**REQUEST:** Copy out, word for word, the stretch of rows from the line containing "Itemize the components" through the line containing "291, 106, 299]", including both of those lines.

[RECORD EXTRACTS start]

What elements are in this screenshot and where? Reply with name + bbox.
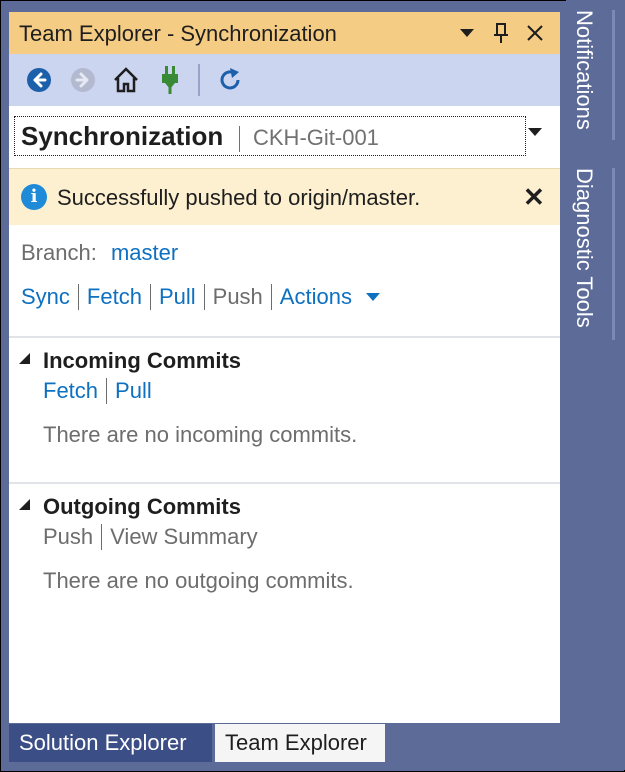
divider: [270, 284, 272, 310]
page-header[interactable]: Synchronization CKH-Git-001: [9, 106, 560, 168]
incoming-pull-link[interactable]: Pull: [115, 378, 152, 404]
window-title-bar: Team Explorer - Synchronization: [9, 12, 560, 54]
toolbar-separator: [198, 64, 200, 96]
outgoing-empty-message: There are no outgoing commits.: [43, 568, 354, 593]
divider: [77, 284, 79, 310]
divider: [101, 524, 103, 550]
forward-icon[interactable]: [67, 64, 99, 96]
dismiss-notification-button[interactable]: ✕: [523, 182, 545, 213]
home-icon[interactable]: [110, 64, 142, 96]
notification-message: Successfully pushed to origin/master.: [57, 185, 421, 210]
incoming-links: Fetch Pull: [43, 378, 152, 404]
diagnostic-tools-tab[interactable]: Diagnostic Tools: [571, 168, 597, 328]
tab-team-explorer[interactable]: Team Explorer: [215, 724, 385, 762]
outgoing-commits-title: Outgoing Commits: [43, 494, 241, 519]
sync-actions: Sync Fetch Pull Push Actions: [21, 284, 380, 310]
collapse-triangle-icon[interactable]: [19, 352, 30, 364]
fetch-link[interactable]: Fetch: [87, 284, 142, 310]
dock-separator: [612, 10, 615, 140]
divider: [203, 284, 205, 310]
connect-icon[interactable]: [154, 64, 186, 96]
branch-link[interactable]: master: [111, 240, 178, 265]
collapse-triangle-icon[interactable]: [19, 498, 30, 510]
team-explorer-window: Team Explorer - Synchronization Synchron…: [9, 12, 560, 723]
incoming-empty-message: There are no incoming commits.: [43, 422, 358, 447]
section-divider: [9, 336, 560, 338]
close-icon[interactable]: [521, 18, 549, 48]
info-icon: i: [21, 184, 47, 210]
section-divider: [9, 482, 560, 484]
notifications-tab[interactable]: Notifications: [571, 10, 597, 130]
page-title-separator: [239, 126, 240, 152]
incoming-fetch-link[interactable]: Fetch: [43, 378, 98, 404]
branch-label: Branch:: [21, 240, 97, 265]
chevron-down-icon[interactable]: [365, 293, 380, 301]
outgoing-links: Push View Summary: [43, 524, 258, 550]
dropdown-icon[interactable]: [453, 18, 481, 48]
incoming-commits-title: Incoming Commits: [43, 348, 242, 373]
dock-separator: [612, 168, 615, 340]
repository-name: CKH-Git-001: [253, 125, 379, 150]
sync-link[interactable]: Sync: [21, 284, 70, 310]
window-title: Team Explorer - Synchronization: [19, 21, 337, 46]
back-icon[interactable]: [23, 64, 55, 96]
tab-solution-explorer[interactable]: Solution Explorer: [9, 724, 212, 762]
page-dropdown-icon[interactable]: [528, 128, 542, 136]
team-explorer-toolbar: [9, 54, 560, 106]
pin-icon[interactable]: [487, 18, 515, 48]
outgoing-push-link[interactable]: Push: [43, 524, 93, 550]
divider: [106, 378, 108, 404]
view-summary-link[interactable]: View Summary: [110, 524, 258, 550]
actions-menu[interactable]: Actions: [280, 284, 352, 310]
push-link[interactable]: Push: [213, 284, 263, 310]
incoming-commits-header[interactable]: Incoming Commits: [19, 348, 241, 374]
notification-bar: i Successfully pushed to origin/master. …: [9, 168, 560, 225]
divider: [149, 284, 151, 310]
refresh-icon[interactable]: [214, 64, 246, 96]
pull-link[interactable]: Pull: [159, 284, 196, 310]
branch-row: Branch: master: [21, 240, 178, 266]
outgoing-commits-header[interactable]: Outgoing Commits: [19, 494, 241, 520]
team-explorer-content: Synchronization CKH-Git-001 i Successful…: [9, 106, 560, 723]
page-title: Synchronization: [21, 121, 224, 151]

[RECORD EXTRACTS end]
[RECORD EXTRACTS start]

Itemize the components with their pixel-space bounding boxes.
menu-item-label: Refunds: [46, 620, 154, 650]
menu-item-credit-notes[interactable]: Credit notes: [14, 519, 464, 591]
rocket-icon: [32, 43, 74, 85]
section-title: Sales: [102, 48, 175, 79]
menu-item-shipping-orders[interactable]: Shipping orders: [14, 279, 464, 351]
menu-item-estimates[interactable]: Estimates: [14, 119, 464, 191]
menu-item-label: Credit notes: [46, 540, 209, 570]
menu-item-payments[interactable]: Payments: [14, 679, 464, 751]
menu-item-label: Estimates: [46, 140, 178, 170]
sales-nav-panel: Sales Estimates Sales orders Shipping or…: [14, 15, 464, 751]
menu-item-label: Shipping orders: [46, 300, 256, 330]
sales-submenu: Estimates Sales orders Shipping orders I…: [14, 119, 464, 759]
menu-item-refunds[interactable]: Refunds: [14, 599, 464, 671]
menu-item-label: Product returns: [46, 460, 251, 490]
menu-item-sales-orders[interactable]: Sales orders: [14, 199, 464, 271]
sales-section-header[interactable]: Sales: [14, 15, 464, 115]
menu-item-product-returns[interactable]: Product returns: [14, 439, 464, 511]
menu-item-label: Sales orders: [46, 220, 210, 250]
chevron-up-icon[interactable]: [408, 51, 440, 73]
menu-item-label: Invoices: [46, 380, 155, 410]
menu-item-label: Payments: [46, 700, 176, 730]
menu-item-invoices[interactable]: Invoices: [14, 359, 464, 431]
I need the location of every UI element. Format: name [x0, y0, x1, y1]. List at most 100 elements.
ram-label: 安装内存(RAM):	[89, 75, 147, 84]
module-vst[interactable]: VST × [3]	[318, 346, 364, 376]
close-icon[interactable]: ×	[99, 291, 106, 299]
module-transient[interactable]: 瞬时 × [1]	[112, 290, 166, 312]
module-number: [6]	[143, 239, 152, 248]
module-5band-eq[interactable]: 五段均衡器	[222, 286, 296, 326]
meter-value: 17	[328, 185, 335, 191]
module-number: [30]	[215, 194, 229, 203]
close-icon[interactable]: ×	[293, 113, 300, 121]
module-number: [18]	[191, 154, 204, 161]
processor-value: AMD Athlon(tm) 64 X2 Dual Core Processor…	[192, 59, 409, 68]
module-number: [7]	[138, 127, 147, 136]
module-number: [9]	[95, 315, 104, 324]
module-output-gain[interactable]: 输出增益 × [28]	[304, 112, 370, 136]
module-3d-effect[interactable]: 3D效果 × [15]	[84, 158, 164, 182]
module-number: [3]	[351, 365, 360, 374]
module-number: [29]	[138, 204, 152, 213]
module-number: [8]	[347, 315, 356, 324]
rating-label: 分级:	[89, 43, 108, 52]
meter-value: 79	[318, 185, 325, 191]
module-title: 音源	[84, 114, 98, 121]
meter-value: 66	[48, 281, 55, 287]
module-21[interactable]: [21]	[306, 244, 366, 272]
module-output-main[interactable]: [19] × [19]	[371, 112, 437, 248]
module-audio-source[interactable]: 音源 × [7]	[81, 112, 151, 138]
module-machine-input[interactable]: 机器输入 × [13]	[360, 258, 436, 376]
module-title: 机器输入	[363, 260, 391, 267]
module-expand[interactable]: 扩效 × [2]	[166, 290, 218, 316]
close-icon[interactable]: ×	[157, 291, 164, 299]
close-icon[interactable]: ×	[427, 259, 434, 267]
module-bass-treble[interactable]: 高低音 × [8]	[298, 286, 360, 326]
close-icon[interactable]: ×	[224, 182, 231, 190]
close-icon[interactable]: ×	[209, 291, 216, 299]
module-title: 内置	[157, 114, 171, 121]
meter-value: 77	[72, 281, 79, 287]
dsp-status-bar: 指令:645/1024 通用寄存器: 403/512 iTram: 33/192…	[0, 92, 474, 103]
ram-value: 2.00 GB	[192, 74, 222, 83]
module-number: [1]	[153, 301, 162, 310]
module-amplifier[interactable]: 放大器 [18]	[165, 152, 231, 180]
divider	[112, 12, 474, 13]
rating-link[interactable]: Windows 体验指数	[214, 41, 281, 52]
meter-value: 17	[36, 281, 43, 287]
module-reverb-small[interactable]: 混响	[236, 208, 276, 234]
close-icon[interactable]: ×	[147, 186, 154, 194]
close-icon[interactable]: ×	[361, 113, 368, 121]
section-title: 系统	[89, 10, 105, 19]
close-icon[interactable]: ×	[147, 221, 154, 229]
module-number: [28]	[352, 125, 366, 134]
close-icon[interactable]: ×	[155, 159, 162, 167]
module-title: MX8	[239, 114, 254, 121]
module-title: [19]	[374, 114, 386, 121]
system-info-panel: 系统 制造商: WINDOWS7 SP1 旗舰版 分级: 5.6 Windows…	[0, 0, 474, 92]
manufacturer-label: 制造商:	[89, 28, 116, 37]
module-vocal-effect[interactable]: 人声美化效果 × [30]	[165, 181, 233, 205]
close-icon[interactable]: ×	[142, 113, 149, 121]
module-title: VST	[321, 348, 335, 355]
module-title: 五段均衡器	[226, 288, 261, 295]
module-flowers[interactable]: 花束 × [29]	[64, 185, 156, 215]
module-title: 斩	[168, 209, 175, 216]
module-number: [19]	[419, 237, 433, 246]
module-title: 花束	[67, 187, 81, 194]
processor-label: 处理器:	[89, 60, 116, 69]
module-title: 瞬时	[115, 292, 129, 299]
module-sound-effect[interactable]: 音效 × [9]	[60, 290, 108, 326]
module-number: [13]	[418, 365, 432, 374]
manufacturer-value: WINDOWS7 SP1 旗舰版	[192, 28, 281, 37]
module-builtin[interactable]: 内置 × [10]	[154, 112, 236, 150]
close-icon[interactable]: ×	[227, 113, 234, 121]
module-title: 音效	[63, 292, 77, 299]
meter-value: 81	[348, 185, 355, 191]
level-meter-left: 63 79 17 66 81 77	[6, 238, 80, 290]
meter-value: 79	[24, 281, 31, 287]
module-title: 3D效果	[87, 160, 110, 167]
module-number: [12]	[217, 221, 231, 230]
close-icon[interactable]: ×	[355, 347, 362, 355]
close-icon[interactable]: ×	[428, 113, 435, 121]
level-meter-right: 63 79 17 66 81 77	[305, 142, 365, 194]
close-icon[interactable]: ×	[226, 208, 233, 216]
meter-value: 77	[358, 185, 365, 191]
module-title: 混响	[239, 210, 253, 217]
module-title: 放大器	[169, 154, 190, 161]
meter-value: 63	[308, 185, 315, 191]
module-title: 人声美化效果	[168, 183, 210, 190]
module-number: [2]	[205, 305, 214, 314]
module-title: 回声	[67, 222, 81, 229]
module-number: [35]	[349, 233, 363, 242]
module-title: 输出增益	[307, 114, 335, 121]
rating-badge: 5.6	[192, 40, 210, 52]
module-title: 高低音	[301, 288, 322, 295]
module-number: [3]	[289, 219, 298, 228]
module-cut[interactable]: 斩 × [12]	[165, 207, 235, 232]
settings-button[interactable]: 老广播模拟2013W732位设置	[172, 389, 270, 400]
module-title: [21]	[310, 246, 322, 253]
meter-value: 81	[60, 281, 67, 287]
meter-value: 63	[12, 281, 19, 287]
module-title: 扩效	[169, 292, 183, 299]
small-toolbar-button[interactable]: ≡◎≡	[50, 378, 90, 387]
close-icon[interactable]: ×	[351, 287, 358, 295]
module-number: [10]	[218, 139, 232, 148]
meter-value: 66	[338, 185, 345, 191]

[RECORD EXTRACTS end]

**RESPONSE TO THIS TASK:**
Itemize the components with their pixel-space bounding boxes.
menu-item-label: Refunds: [46, 620, 154, 650]
menu-item-credit-notes[interactable]: Credit notes: [14, 519, 464, 591]
rocket-icon: [32, 43, 74, 85]
section-title: Sales: [102, 48, 175, 79]
menu-item-shipping-orders[interactable]: Shipping orders: [14, 279, 464, 351]
menu-item-estimates[interactable]: Estimates: [14, 119, 464, 191]
menu-item-label: Credit notes: [46, 540, 209, 570]
menu-item-payments[interactable]: Payments: [14, 679, 464, 751]
menu-item-label: Estimates: [46, 140, 178, 170]
sales-nav-panel: Sales Estimates Sales orders Shipping or…: [14, 15, 464, 751]
menu-item-label: Shipping orders: [46, 300, 256, 330]
sales-submenu: Estimates Sales orders Shipping orders I…: [14, 119, 464, 759]
menu-item-refunds[interactable]: Refunds: [14, 599, 464, 671]
menu-item-label: Product returns: [46, 460, 251, 490]
menu-item-sales-orders[interactable]: Sales orders: [14, 199, 464, 271]
sales-section-header[interactable]: Sales: [14, 15, 464, 115]
menu-item-product-returns[interactable]: Product returns: [14, 439, 464, 511]
menu-item-label: Sales orders: [46, 220, 210, 250]
chevron-up-icon[interactable]: [408, 51, 440, 73]
menu-item-label: Invoices: [46, 380, 155, 410]
menu-item-label: Payments: [46, 700, 176, 730]
menu-item-invoices[interactable]: Invoices: [14, 359, 464, 431]
I need the location of every UI element. Format: name [x0, y0, x1, y1]. List at most 100 elements.
ram-label: 安装内存(RAM):	[89, 75, 147, 84]
module-vst[interactable]: VST × [3]	[318, 346, 364, 376]
close-icon[interactable]: ×	[99, 291, 106, 299]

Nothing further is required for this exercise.